Task instructions:
Output only the lines from the line holding "Convert this document image to plain text." through the close of the records, exactly as they appear, with all pictures omitted.

(Dataset records)
▽
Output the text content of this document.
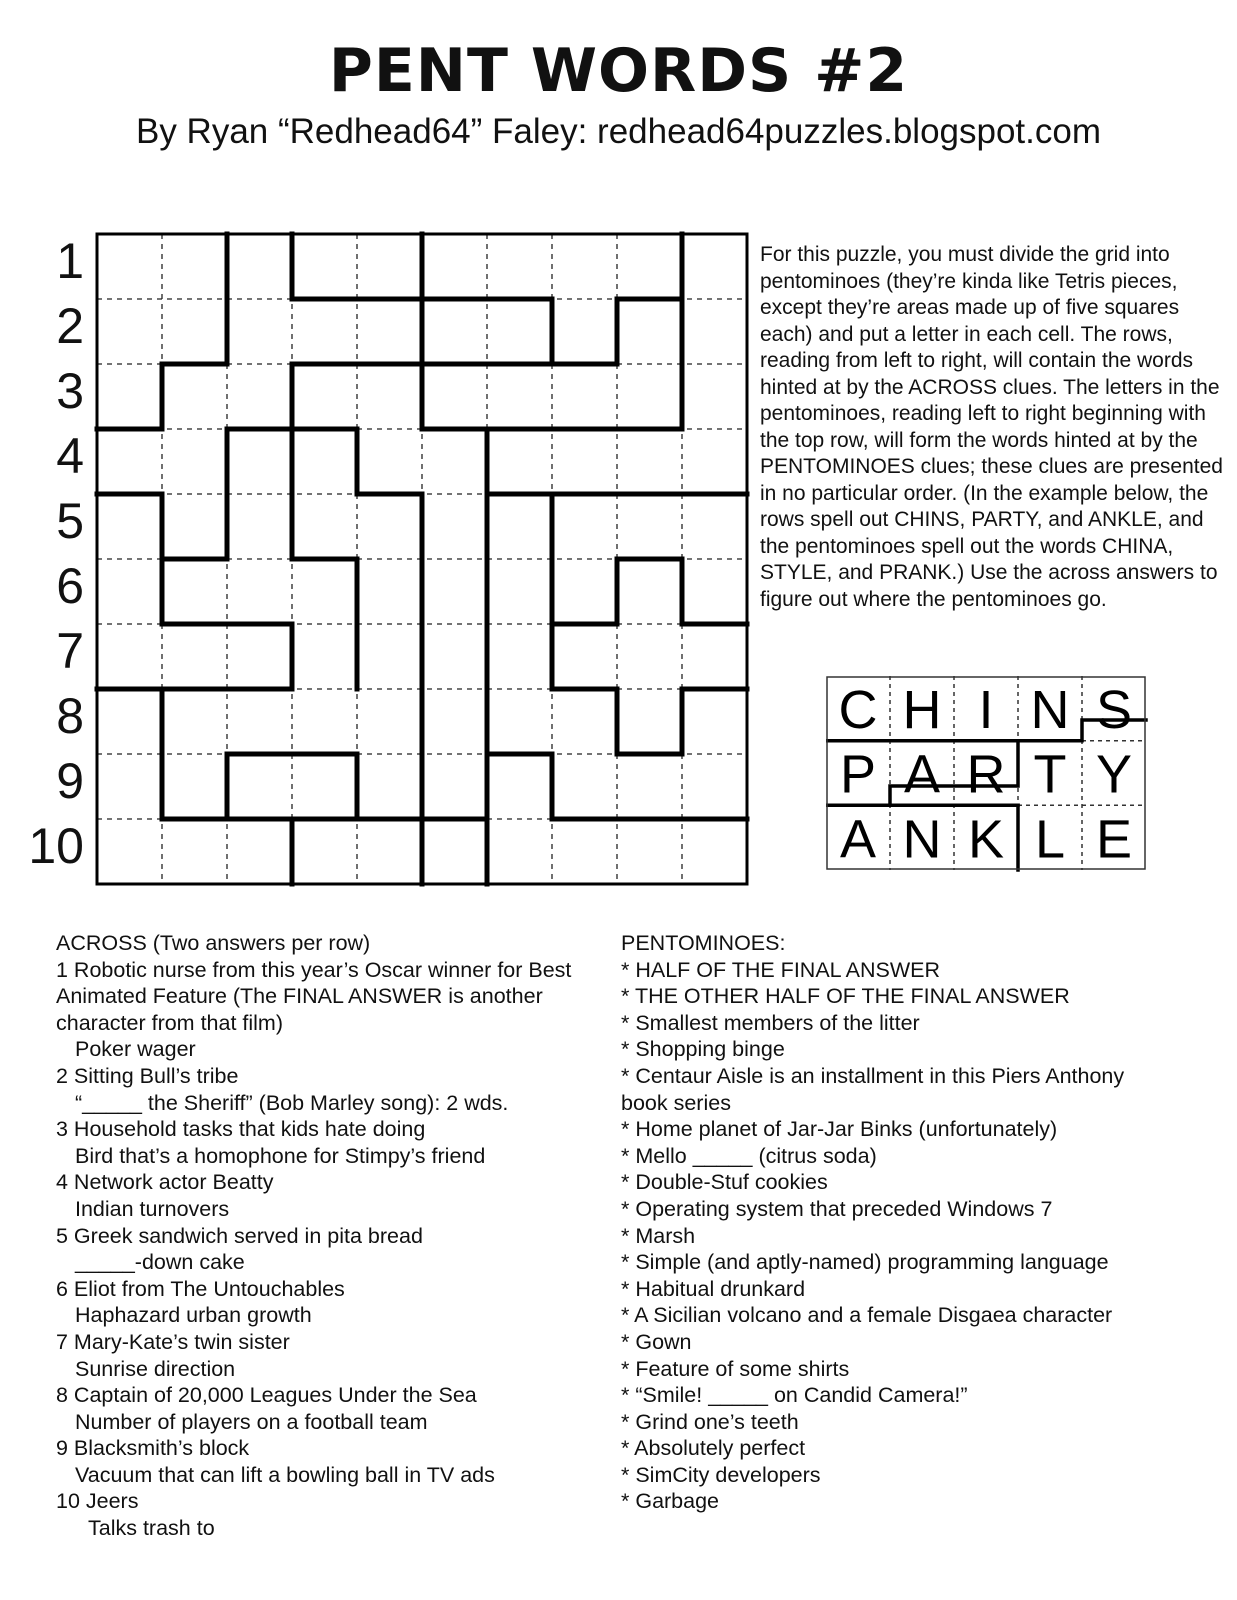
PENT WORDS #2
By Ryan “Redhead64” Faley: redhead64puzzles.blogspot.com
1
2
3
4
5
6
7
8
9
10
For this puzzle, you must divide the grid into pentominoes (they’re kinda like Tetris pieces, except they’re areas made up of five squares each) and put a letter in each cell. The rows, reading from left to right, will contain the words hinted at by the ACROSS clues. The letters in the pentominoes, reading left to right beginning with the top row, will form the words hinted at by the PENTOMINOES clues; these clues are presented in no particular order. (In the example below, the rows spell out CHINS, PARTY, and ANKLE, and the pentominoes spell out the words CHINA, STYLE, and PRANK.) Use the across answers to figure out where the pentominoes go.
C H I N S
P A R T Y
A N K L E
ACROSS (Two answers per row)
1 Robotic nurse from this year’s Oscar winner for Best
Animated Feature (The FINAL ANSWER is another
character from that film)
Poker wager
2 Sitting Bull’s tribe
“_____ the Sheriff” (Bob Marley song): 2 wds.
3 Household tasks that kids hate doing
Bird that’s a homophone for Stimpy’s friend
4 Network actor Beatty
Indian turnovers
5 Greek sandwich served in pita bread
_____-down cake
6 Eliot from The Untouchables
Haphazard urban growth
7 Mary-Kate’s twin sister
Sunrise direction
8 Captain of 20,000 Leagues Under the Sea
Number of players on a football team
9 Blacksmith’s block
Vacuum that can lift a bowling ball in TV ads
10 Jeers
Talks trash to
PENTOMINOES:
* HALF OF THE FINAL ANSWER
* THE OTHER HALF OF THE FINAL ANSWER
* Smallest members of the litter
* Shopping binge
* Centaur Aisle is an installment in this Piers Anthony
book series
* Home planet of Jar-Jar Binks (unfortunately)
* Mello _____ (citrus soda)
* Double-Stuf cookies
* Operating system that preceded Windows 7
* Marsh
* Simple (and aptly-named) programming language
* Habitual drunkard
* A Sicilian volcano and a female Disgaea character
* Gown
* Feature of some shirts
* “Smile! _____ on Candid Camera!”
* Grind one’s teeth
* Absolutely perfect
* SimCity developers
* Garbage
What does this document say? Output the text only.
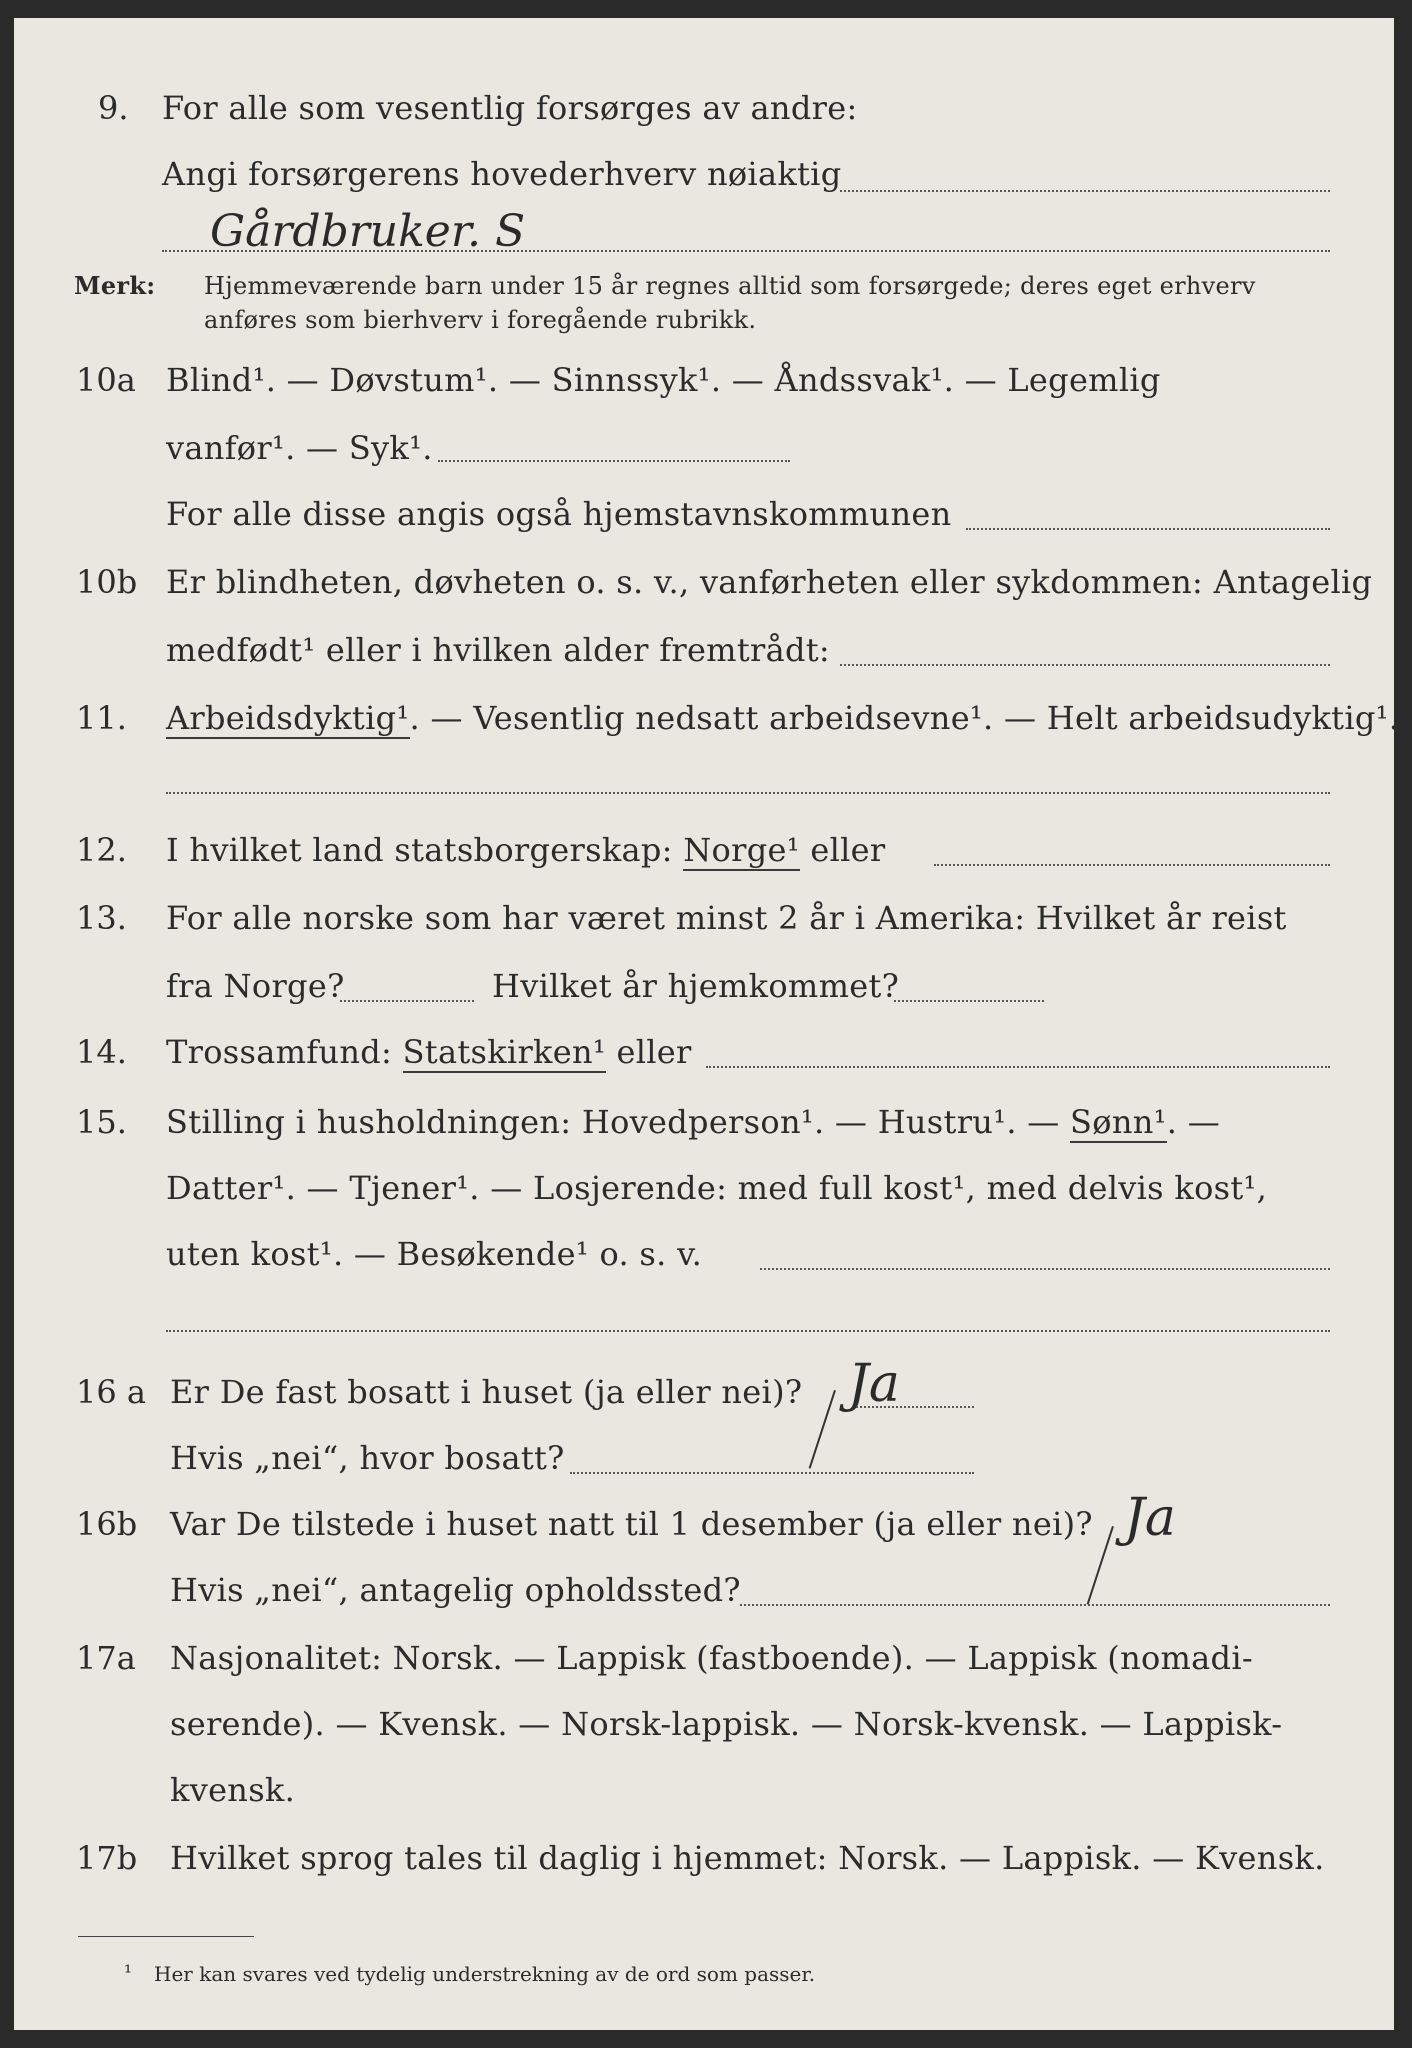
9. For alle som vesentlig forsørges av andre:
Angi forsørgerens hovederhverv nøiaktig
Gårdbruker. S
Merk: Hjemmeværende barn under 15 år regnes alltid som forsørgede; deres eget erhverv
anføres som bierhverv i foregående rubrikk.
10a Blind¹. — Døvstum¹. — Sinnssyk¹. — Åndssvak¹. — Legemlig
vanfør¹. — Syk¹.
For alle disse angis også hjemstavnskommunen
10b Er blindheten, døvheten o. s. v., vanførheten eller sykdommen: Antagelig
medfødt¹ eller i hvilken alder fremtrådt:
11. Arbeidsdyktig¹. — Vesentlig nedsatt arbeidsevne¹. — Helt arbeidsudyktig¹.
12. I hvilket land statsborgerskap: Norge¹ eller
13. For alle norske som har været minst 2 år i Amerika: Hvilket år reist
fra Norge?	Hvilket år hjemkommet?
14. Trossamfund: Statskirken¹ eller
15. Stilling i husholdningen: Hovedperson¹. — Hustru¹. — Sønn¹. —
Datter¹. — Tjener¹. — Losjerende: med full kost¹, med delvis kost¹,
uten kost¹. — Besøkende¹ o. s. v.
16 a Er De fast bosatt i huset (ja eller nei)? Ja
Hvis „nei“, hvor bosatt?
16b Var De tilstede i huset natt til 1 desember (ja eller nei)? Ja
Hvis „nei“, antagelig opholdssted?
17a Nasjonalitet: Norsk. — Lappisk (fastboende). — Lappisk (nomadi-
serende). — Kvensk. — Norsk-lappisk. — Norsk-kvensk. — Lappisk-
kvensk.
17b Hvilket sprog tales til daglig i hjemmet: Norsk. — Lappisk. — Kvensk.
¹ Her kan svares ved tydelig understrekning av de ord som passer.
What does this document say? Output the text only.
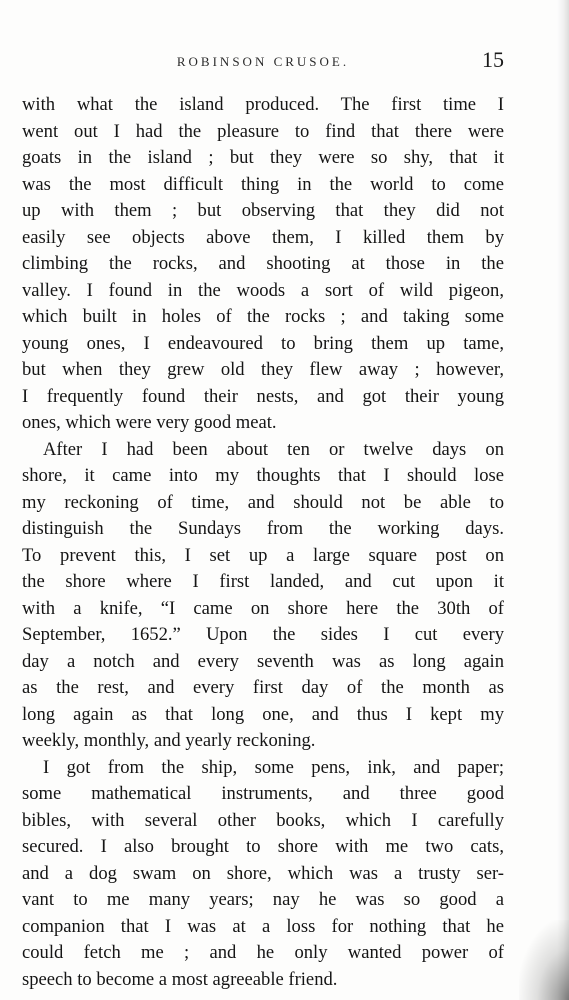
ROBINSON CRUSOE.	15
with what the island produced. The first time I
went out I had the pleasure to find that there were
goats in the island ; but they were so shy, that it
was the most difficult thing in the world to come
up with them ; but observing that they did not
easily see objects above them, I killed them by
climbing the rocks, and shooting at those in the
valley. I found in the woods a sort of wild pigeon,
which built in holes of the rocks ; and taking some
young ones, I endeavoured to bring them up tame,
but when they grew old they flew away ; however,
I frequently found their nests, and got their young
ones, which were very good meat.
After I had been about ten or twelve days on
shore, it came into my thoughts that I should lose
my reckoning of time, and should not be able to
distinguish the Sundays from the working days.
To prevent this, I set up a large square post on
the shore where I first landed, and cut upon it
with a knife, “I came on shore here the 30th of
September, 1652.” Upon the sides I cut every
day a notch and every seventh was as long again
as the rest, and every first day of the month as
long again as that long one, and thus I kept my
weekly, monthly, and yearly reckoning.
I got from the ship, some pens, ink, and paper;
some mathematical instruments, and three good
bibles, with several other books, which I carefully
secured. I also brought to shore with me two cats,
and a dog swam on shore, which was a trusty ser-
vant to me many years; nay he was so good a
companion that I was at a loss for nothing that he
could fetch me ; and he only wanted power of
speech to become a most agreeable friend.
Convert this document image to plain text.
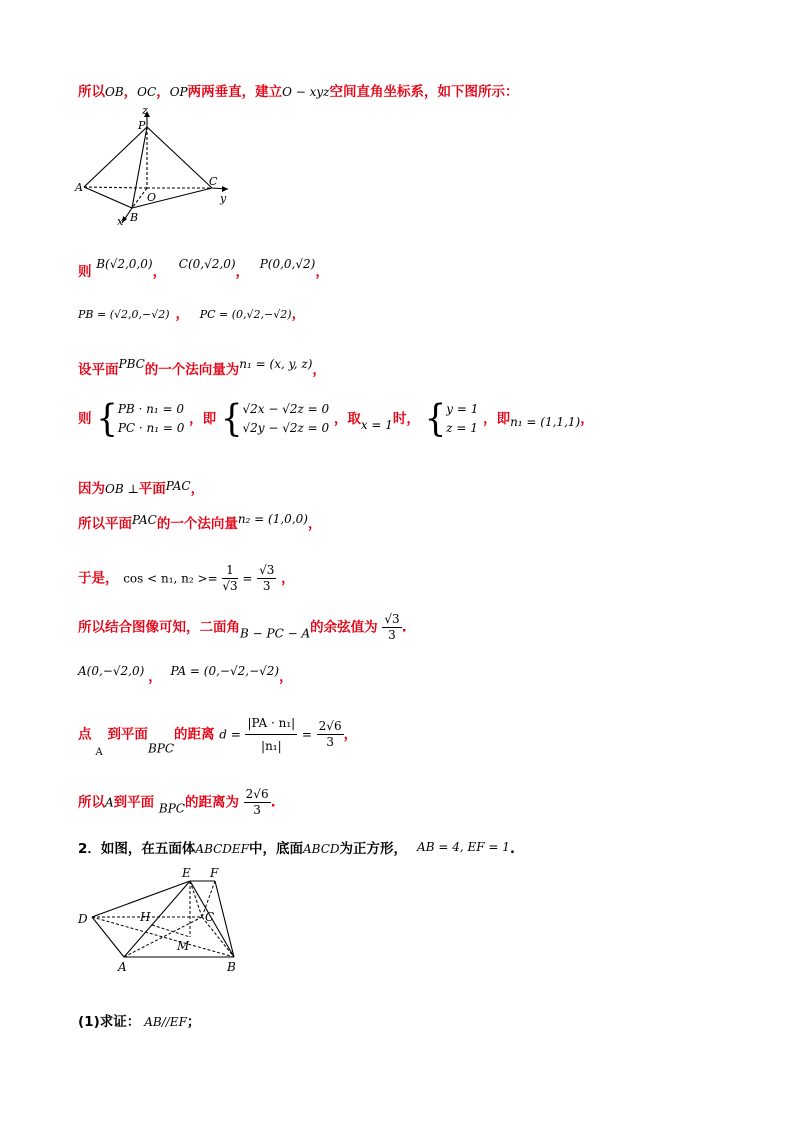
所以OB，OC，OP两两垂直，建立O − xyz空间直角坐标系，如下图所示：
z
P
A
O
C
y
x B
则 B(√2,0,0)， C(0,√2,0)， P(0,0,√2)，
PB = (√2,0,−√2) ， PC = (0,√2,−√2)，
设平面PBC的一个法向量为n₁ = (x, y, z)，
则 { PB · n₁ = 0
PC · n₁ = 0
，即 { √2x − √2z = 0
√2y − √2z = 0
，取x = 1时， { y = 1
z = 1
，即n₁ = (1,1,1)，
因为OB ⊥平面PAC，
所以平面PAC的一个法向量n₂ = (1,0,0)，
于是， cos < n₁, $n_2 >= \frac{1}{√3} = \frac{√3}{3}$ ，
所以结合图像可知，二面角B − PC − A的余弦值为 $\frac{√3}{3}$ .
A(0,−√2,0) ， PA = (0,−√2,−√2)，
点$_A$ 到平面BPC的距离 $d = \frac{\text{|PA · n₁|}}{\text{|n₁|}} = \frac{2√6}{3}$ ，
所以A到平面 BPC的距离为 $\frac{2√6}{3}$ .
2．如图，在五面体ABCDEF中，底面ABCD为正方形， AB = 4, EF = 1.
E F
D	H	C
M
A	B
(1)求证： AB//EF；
△
Full response:
Convert this document image to plain text.
所以OB，OC，OP两两垂直，建立O − xyz空间直角坐标系，如下图所示：
z
P
A
O
C
y
x B
则 B(√2,0,0)， C(0,√2,0)， P(0,0,√2)，
PB = (√2,0,−√2) ， PC = (0,√2,−√2)，
设平面PBC的一个法向量为n₁ = (x, y, z)，
则 { PB · n₁ = 0
PC · n₁ = 0
，即 { √2x − √2z = 0
√2y − √2z = 0
，取x = 1时， { y = 1
z = 1
，即n₁ = (1,1,1)，
因为OB ⊥平面PAC，
所以平面PAC的一个法向量n₂ = (1,0,0)，
于是， cos < n₁, $n_2 >= \frac{1}{√3} = \frac{√3}{3}$ ，
所以结合图像可知，二面角B − PC − A的余弦值为 $\frac{√3}{3}$ .
A(0,−√2,0) ， PA = (0,−√2,−√2)，
点$_A$ 到平面BPC的距离 $d = \frac{\text{|PA · n₁|}}{\text{|n₁|}} = \frac{2√6}{3}$ ，
所以A到平面 BPC的距离为 $\frac{2√6}{3}$ .
2．如图，在五面体ABCDEF中，底面ABCD为正方形， AB = 4, EF = 1.
E F
D	H	C
M
A	B
(1)求证： AB//EF；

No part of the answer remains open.